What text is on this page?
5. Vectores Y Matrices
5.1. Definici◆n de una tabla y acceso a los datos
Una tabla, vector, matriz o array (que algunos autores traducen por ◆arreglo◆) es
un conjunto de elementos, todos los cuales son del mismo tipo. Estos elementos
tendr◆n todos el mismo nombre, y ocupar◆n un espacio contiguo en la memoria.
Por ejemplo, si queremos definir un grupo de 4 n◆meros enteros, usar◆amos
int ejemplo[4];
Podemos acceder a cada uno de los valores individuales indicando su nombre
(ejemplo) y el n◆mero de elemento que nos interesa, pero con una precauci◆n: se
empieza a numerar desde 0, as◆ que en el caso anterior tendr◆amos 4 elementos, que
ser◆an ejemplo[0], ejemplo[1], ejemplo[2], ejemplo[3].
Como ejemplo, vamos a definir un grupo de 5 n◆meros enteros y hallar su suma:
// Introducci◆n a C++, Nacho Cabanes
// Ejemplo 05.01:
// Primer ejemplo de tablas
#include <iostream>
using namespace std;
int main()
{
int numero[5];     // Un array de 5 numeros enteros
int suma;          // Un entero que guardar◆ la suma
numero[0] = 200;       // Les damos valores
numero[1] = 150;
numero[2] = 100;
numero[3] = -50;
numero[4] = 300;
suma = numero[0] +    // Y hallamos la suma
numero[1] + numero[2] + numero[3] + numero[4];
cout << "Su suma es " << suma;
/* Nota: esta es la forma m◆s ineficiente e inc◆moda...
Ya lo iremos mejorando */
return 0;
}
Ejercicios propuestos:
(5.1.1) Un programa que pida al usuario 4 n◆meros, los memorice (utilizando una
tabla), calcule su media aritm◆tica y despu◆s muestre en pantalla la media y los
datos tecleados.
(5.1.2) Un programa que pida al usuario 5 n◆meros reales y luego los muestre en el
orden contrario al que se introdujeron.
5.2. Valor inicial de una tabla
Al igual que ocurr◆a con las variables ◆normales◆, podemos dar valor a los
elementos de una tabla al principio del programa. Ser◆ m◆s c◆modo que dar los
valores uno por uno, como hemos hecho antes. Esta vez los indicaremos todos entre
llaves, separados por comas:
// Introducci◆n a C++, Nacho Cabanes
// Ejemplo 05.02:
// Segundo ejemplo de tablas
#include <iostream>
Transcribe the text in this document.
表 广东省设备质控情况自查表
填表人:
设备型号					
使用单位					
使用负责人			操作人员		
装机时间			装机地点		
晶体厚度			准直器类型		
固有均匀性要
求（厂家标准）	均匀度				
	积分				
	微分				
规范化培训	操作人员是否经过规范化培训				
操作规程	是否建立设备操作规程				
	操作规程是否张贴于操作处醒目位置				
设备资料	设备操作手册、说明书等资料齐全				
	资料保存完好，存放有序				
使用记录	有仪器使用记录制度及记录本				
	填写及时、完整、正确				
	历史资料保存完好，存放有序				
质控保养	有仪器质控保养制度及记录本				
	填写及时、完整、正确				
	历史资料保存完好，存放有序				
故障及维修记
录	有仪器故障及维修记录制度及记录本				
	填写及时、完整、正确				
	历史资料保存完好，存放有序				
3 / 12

━━━━

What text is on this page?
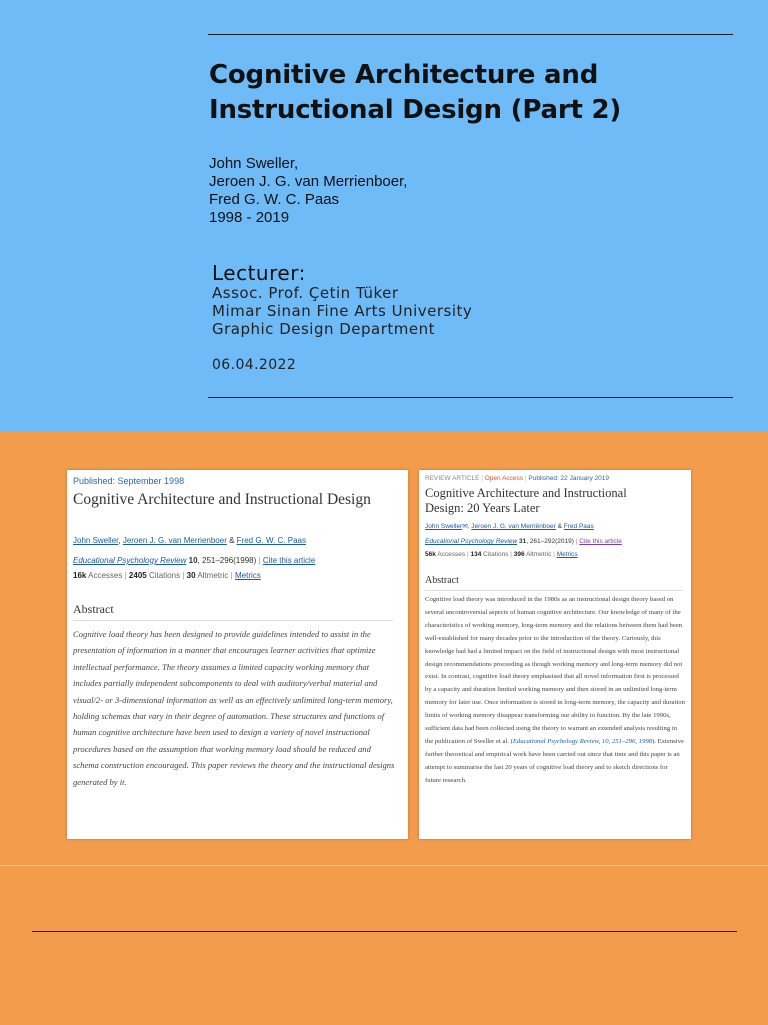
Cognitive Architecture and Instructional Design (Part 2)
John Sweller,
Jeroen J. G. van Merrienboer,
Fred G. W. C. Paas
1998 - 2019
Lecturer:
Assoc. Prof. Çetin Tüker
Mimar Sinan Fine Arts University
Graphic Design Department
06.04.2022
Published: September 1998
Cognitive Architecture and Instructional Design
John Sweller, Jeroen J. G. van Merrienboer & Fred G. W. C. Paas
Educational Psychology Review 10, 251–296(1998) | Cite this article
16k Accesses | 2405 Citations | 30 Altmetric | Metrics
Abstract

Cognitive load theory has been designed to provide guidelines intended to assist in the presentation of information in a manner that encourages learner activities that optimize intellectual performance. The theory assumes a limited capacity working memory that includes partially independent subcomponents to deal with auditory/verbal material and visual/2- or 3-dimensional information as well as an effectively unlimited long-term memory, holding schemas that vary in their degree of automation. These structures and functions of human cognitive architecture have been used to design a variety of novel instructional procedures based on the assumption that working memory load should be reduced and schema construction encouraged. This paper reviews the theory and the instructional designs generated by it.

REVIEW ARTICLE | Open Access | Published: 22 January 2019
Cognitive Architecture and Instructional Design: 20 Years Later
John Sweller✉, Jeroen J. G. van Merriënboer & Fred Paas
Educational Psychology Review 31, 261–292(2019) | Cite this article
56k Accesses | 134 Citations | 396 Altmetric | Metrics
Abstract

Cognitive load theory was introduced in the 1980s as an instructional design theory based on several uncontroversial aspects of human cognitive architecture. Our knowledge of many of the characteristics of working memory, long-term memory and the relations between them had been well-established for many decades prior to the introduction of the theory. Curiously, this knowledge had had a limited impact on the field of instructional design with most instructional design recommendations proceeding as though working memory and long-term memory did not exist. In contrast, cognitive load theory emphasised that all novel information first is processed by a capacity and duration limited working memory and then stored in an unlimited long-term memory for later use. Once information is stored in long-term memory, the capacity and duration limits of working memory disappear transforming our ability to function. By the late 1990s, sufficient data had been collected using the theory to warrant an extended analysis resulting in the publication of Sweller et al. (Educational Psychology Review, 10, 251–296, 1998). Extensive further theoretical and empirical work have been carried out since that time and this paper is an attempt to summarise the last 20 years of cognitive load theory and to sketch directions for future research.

━━━━

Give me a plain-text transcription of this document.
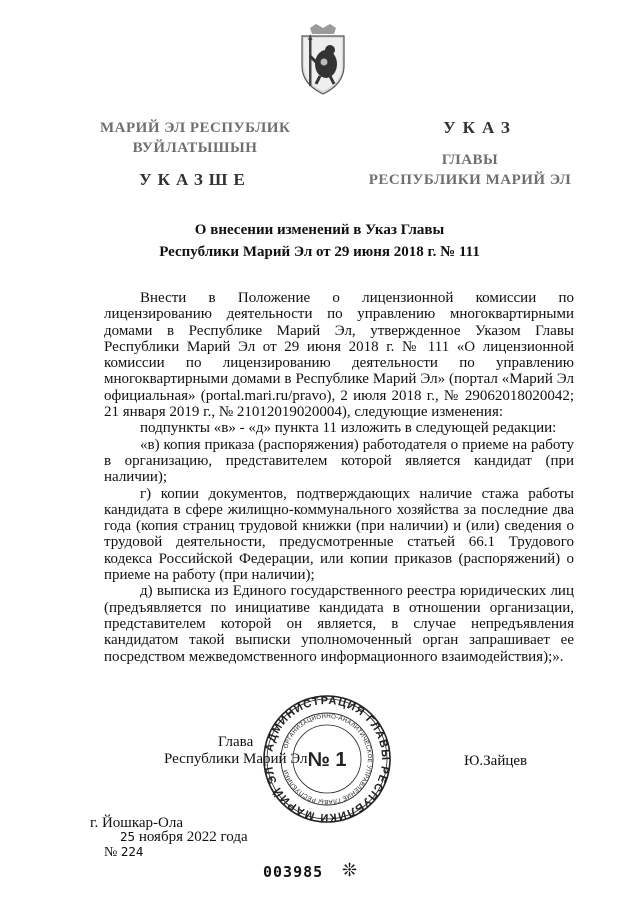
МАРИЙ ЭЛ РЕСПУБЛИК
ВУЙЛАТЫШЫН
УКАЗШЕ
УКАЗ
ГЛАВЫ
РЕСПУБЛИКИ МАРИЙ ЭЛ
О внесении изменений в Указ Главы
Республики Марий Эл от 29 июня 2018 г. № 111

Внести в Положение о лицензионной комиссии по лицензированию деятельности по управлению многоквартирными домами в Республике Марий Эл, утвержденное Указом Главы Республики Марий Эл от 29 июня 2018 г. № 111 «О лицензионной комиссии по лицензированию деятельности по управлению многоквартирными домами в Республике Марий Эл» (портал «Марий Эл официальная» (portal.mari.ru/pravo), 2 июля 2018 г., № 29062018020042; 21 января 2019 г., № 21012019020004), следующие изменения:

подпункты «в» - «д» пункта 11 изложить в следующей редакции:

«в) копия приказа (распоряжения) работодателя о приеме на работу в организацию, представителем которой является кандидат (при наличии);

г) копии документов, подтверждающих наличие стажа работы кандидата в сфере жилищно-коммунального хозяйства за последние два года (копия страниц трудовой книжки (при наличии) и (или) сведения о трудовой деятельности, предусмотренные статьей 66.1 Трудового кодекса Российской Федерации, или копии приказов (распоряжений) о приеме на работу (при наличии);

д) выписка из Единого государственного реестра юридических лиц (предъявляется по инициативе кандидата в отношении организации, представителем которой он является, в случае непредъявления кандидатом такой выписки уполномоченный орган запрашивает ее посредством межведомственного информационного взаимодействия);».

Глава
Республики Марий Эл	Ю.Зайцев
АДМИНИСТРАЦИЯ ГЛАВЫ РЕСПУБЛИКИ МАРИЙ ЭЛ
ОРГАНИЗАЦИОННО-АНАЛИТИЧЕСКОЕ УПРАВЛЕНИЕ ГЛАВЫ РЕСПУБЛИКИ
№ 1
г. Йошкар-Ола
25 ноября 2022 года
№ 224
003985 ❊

━━━━

Task ▸ Select every line of the records holding the string "Fred".

Correct output ▸
Fred G. W. C. Paas
John Sweller, Jeroen J. G. van Merrienboer & Fred G. W. C. Paas
John Sweller✉, Jeroen J. G. van Merriënboer & Fred Paas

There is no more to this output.